## start Data shown

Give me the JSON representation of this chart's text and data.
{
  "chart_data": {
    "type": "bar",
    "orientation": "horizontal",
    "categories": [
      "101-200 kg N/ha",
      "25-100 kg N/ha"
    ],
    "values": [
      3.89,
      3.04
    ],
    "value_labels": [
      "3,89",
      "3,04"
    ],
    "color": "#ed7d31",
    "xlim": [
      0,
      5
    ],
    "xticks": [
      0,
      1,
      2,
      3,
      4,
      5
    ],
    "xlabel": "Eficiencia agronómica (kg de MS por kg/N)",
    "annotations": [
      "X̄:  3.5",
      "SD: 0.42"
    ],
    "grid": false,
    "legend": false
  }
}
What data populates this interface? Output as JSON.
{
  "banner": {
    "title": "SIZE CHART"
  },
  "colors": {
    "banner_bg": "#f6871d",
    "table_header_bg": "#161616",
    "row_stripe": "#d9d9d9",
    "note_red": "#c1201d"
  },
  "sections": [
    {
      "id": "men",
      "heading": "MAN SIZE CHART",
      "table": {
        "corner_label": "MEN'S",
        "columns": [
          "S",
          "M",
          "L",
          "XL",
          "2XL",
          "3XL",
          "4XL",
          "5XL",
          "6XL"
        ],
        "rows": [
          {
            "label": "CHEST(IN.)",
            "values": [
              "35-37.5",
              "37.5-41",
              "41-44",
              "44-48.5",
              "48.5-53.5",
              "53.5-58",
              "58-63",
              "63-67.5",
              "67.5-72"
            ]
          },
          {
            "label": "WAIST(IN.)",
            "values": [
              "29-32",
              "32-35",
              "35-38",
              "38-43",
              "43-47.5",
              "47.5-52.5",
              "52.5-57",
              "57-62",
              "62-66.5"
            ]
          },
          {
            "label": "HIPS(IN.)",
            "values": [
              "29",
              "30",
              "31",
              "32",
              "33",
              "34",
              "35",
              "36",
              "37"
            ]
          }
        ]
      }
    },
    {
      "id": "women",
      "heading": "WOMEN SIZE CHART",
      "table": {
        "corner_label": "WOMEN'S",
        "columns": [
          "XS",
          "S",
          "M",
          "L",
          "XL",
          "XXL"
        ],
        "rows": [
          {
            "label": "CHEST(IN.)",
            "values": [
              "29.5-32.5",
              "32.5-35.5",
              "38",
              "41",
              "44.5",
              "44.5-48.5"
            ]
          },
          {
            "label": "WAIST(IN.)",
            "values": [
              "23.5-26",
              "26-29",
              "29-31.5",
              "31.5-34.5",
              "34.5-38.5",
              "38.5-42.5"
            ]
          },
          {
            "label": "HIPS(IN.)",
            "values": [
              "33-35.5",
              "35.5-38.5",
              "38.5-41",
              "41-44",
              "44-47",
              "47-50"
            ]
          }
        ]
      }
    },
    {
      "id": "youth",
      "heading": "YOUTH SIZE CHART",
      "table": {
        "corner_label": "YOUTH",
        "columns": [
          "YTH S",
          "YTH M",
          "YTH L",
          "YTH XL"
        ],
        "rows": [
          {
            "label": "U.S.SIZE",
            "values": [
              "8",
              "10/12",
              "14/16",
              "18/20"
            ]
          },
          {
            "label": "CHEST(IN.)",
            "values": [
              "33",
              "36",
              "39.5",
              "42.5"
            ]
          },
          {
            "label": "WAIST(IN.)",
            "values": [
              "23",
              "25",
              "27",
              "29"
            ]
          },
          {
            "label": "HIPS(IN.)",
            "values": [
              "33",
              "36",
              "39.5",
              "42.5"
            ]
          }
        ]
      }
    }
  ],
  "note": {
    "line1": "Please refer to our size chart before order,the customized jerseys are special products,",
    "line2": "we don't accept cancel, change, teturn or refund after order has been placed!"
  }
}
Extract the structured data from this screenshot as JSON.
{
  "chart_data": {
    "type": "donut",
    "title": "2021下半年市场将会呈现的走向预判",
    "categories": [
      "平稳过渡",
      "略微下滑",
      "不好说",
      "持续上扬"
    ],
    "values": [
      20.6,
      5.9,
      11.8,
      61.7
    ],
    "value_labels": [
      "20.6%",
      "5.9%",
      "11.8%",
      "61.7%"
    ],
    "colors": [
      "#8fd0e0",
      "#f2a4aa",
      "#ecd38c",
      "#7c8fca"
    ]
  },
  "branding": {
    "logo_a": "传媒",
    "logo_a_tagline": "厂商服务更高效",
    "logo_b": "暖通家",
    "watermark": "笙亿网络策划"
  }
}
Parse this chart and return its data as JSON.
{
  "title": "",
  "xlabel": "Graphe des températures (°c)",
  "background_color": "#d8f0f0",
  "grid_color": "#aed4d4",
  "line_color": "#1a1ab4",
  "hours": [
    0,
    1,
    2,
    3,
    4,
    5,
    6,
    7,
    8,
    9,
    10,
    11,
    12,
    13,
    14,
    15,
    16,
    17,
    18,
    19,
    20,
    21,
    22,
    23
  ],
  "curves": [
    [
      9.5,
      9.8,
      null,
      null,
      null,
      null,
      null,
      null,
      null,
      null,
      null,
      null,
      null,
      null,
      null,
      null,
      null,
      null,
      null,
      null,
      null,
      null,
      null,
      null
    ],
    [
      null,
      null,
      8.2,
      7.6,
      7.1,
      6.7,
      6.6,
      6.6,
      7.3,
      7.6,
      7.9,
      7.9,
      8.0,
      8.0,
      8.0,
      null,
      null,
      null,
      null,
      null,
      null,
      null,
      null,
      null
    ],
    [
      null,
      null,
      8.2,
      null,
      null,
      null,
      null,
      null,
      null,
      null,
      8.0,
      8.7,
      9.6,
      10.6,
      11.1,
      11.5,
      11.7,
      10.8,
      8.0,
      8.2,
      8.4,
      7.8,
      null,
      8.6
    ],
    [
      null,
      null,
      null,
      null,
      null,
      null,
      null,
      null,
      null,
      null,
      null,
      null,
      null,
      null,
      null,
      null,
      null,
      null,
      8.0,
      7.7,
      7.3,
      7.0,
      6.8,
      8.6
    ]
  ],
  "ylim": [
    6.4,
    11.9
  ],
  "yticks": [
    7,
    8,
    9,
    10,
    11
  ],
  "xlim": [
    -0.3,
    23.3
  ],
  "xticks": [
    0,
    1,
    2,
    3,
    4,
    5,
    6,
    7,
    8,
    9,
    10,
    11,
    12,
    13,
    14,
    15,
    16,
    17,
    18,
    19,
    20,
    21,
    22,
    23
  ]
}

## end Data shown

• **Request**
Copy out the full set of records precisely, leaving nothing out.

• **Answer for the task**
Give me the JSON representation of this chart's text and data.
{
  "chart_data": {
    "type": "bar",
    "orientation": "horizontal",
    "categories": [
      "101-200 kg N/ha",
      "25-100 kg N/ha"
    ],
    "values": [
      3.89,
      3.04
    ],
    "value_labels": [
      "3,89",
      "3,04"
    ],
    "color": "#ed7d31",
    "xlim": [
      0,
      5
    ],
    "xticks": [
      0,
      1,
      2,
      3,
      4,
      5
    ],
    "xlabel": "Eficiencia agronómica (kg de MS por kg/N)",
    "annotations": [
      "X̄:  3.5",
      "SD: 0.42"
    ],
    "grid": false,
    "legend": false
  }
}
What data populates this interface? Output as JSON.
{
  "banner": {
    "title": "SIZE CHART"
  },
  "colors": {
    "banner_bg": "#f6871d",
    "table_header_bg": "#161616",
    "row_stripe": "#d9d9d9",
    "note_red": "#c1201d"
  },
  "sections": [
    {
      "id": "men",
      "heading": "MAN SIZE CHART",
      "table": {
        "corner_label": "MEN'S",
        "columns": [
          "S",
          "M",
          "L",
          "XL",
          "2XL",
          "3XL",
          "4XL",
          "5XL",
          "6XL"
        ],
        "rows": [
          {
            "label": "CHEST(IN.)",
            "values": [
              "35-37.5",
              "37.5-41",
              "41-44",
              "44-48.5",
              "48.5-53.5",
              "53.5-58",
              "58-63",
              "63-67.5",
              "67.5-72"
            ]
          },
          {
            "label": "WAIST(IN.)",
            "values": [
              "29-32",
              "32-35",
              "35-38",
              "38-43",
              "43-47.5",
              "47.5-52.5",
              "52.5-57",
              "57-62",
              "62-66.5"
            ]
          },
          {
            "label": "HIPS(IN.)",
            "values": [
              "29",
              "30",
              "31",
              "32",
              "33",
              "34",
              "35",
              "36",
              "37"
            ]
          }
        ]
      }
    },
    {
      "id": "women",
      "heading": "WOMEN SIZE CHART",
      "table": {
        "corner_label": "WOMEN'S",
        "columns": [
          "XS",
          "S",
          "M",
          "L",
          "XL",
          "XXL"
        ],
        "rows": [
          {
            "label": "CHEST(IN.)",
            "values": [
              "29.5-32.5",
              "32.5-35.5",
              "38",
              "41",
              "44.5",
              "44.5-48.5"
            ]
          },
          {
            "label": "WAIST(IN.)",
            "values": [
              "23.5-26",
              "26-29",
              "29-31.5",
              "31.5-34.5",
              "34.5-38.5",
              "38.5-42.5"
            ]
          },
          {
            "label": "HIPS(IN.)",
            "values": [
              "33-35.5",
              "35.5-38.5",
              "38.5-41",
              "41-44",
              "44-47",
              "47-50"
            ]
          }
        ]
      }
    },
    {
      "id": "youth",
      "heading": "YOUTH SIZE CHART",
      "table": {
        "corner_label": "YOUTH",
        "columns": [
          "YTH S",
          "YTH M",
          "YTH L",
          "YTH XL"
        ],
        "rows": [
          {
            "label": "U.S.SIZE",
            "values": [
              "8",
              "10/12",
              "14/16",
              "18/20"
            ]
          },
          {
            "label": "CHEST(IN.)",
            "values": [
              "33",
              "36",
              "39.5",
              "42.5"
            ]
          },
          {
            "label": "WAIST(IN.)",
            "values": [
              "23",
              "25",
              "27",
              "29"
            ]
          },
          {
            "label": "HIPS(IN.)",
            "values": [
              "33",
              "36",
              "39.5",
              "42.5"
            ]
          }
        ]
      }
    }
  ],
  "note": {
    "line1": "Please refer to our size chart before order,the customized jerseys are special products,",
    "line2": "we don't accept cancel, change, teturn or refund after order has been placed!"
  }
}
Extract the structured data from this screenshot as JSON.
{
  "chart_data": {
    "type": "donut",
    "title": "2021下半年市场将会呈现的走向预判",
    "categories": [
      "平稳过渡",
      "略微下滑",
      "不好说",
      "持续上扬"
    ],
    "values": [
      20.6,
      5.9,
      11.8,
      61.7
    ],
    "value_labels": [
      "20.6%",
      "5.9%",
      "11.8%",
      "61.7%"
    ],
    "colors": [
      "#8fd0e0",
      "#f2a4aa",
      "#ecd38c",
      "#7c8fca"
    ]
  },
  "branding": {
    "logo_a": "传媒",
    "logo_a_tagline": "厂商服务更高效",
    "logo_b": "暖通家",
    "watermark": "笙亿网络策划"
  }
}
Parse this chart and return its data as JSON.
{
  "title": "",
  "xlabel": "Graphe des températures (°c)",
  "background_color": "#d8f0f0",
  "grid_color": "#aed4d4",
  "line_color": "#1a1ab4",
  "hours": [
    0,
    1,
    2,
    3,
    4,
    5,
    6,
    7,
    8,
    9,
    10,
    11,
    12,
    13,
    14,
    15,
    16,
    17,
    18,
    19,
    20,
    21,
    22,
    23
  ],
  "curves": [
    [
      9.5,
      9.8,
      null,
      null,
      null,
      null,
      null,
      null,
      null,
      null,
      null,
      null,
      null,
      null,
      null,
      null,
      null,
      null,
      null,
      null,
      null,
      null,
      null,
      null
    ],
    [
      null,
      null,
      8.2,
      7.6,
      7.1,
      6.7,
      6.6,
      6.6,
      7.3,
      7.6,
      7.9,
      7.9,
      8.0,
      8.0,
      8.0,
      null,
      null,
      null,
      null,
      null,
      null,
      null,
      null,
      null
    ],
    [
      null,
      null,
      8.2,
      null,
      null,
      null,
      null,
      null,
      null,
      null,
      8.0,
      8.7,
      9.6,
      10.6,
      11.1,
      11.5,
      11.7,
      10.8,
      8.0,
      8.2,
      8.4,
      7.8,
      null,
      8.6
    ],
    [
      null,
      null,
      null,
      null,
      null,
      null,
      null,
      null,
      null,
      null,
      null,
      null,
      null,
      null,
      null,
      null,
      null,
      null,
      8.0,
      7.7,
      7.3,
      7.0,
      6.8,
      8.6
    ]
  ],
  "ylim": [
    6.4,
    11.9
  ],
  "yticks": [
    7,
    8,
    9,
    10,
    11
  ],
  "xlim": [
    -0.3,
    23.3
  ],
  "xticks": [
    0,
    1,
    2,
    3,
    4,
    5,
    6,
    7,
    8,
    9,
    10,
    11,
    12,
    13,
    14,
    15,
    16,
    17,
    18,
    19,
    20,
    21,
    22,
    23
  ]
}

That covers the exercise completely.